• [What to do]
Below is a set of records. Repeat all of them exactly.

• [Dataset content]
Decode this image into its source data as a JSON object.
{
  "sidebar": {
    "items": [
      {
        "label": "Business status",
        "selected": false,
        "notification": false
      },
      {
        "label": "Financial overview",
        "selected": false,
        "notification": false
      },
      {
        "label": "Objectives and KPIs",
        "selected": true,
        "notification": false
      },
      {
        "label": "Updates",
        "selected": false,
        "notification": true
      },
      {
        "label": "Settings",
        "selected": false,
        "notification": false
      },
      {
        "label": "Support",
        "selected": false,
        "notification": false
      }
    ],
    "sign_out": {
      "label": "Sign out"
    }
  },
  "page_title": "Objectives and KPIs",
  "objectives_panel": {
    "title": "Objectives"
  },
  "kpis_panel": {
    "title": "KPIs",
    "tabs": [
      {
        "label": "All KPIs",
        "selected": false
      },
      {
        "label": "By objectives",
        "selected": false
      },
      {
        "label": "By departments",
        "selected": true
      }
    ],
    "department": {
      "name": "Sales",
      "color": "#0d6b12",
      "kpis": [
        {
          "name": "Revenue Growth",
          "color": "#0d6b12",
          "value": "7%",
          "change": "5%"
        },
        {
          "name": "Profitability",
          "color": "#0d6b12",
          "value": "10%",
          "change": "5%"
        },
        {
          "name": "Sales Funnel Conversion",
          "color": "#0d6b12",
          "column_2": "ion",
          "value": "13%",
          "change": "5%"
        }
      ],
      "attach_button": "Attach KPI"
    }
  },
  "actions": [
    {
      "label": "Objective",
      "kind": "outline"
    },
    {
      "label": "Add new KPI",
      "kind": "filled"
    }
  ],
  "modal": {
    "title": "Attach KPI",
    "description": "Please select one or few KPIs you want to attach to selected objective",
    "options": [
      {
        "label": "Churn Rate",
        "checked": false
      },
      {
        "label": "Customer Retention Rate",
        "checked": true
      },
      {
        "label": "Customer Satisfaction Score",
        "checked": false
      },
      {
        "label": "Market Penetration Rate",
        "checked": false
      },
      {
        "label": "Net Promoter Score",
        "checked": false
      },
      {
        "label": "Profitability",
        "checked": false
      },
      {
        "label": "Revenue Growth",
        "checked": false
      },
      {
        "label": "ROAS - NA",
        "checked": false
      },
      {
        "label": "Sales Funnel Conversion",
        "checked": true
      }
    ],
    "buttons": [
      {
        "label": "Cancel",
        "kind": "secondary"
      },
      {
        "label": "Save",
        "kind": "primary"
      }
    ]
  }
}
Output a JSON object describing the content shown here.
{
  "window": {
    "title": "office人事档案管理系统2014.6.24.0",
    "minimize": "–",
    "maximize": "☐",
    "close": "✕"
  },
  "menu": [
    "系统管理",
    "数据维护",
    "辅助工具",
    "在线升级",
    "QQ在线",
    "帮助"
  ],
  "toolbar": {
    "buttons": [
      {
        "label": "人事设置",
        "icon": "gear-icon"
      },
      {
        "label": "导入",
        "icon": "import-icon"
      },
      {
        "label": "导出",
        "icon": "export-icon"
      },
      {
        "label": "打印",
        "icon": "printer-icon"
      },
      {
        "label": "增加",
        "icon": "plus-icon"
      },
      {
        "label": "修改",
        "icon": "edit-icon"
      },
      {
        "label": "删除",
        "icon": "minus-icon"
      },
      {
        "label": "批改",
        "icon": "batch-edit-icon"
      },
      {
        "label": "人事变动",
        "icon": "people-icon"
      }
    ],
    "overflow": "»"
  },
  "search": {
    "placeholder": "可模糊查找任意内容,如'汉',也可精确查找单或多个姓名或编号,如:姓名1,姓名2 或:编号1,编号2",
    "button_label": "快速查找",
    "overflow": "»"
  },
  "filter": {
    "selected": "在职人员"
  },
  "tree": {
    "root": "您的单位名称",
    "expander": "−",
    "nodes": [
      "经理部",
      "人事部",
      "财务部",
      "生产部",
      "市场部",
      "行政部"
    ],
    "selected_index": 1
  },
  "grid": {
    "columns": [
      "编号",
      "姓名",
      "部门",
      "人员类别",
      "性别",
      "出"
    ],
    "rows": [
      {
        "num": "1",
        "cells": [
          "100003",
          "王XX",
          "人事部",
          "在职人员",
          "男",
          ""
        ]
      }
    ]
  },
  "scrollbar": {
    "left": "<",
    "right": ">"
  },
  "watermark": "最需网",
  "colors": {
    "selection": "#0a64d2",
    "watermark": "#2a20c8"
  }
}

• [Correct response]
Decode this image into its source data as a JSON object.
{
  "sidebar": {
    "items": [
      {
        "label": "Business status",
        "selected": false,
        "notification": false
      },
      {
        "label": "Financial overview",
        "selected": false,
        "notification": false
      },
      {
        "label": "Objectives and KPIs",
        "selected": true,
        "notification": false
      },
      {
        "label": "Updates",
        "selected": false,
        "notification": true
      },
      {
        "label": "Settings",
        "selected": false,
        "notification": false
      },
      {
        "label": "Support",
        "selected": false,
        "notification": false
      }
    ],
    "sign_out": {
      "label": "Sign out"
    }
  },
  "page_title": "Objectives and KPIs",
  "objectives_panel": {
    "title": "Objectives"
  },
  "kpis_panel": {
    "title": "KPIs",
    "tabs": [
      {
        "label": "All KPIs",
        "selected": false
      },
      {
        "label": "By objectives",
        "selected": false
      },
      {
        "label": "By departments",
        "selected": true
      }
    ],
    "department": {
      "name": "Sales",
      "color": "#0d6b12",
      "kpis": [
        {
          "name": "Revenue Growth",
          "color": "#0d6b12",
          "value": "7%",
          "change": "5%"
        },
        {
          "name": "Profitability",
          "color": "#0d6b12",
          "value": "10%",
          "change": "5%"
        },
        {
          "name": "Sales Funnel Conversion",
          "color": "#0d6b12",
          "column_2": "ion",
          "value": "13%",
          "change": "5%"
        }
      ],
      "attach_button": "Attach KPI"
    }
  },
  "actions": [
    {
      "label": "Objective",
      "kind": "outline"
    },
    {
      "label": "Add new KPI",
      "kind": "filled"
    }
  ],
  "modal": {
    "title": "Attach KPI",
    "description": "Please select one or few KPIs you want to attach to selected objective",
    "options": [
      {
        "label": "Churn Rate",
        "checked": false
      },
      {
        "label": "Customer Retention Rate",
        "checked": true
      },
      {
        "label": "Customer Satisfaction Score",
        "checked": false
      },
      {
        "label": "Market Penetration Rate",
        "checked": false
      },
      {
        "label": "Net Promoter Score",
        "checked": false
      },
      {
        "label": "Profitability",
        "checked": false
      },
      {
        "label": "Revenue Growth",
        "checked": false
      },
      {
        "label": "ROAS - NA",
        "checked": false
      },
      {
        "label": "Sales Funnel Conversion",
        "checked": true
      }
    ],
    "buttons": [
      {
        "label": "Cancel",
        "kind": "secondary"
      },
      {
        "label": "Save",
        "kind": "primary"
      }
    ]
  }
}
Output a JSON object describing the content shown here.
{
  "window": {
    "title": "office人事档案管理系统2014.6.24.0",
    "minimize": "–",
    "maximize": "☐",
    "close": "✕"
  },
  "menu": [
    "系统管理",
    "数据维护",
    "辅助工具",
    "在线升级",
    "QQ在线",
    "帮助"
  ],
  "toolbar": {
    "buttons": [
      {
        "label": "人事设置",
        "icon": "gear-icon"
      },
      {
        "label": "导入",
        "icon": "import-icon"
      },
      {
        "label": "导出",
        "icon": "export-icon"
      },
      {
        "label": "打印",
        "icon": "printer-icon"
      },
      {
        "label": "增加",
        "icon": "plus-icon"
      },
      {
        "label": "修改",
        "icon": "edit-icon"
      },
      {
        "label": "删除",
        "icon": "minus-icon"
      },
      {
        "label": "批改",
        "icon": "batch-edit-icon"
      },
      {
        "label": "人事变动",
        "icon": "people-icon"
      }
    ],
    "overflow": "»"
  },
  "search": {
    "placeholder": "可模糊查找任意内容,如'汉',也可精确查找单或多个姓名或编号,如:姓名1,姓名2 或:编号1,编号2",
    "button_label": "快速查找",
    "overflow": "»"
  },
  "filter": {
    "selected": "在职人员"
  },
  "tree": {
    "root": "您的单位名称",
    "expander": "−",
    "nodes": [
      "经理部",
      "人事部",
      "财务部",
      "生产部",
      "市场部",
      "行政部"
    ],
    "selected_index": 1
  },
  "grid": {
    "columns": [
      "编号",
      "姓名",
      "部门",
      "人员类别",
      "性别",
      "出"
    ],
    "rows": [
      {
        "num": "1",
        "cells": [
          "100003",
          "王XX",
          "人事部",
          "在职人员",
          "男",
          ""
        ]
      }
    ]
  },
  "scrollbar": {
    "left": "<",
    "right": ">"
  },
  "watermark": "最需网",
  "colors": {
    "selection": "#0a64d2",
    "watermark": "#2a20c8"
  }
}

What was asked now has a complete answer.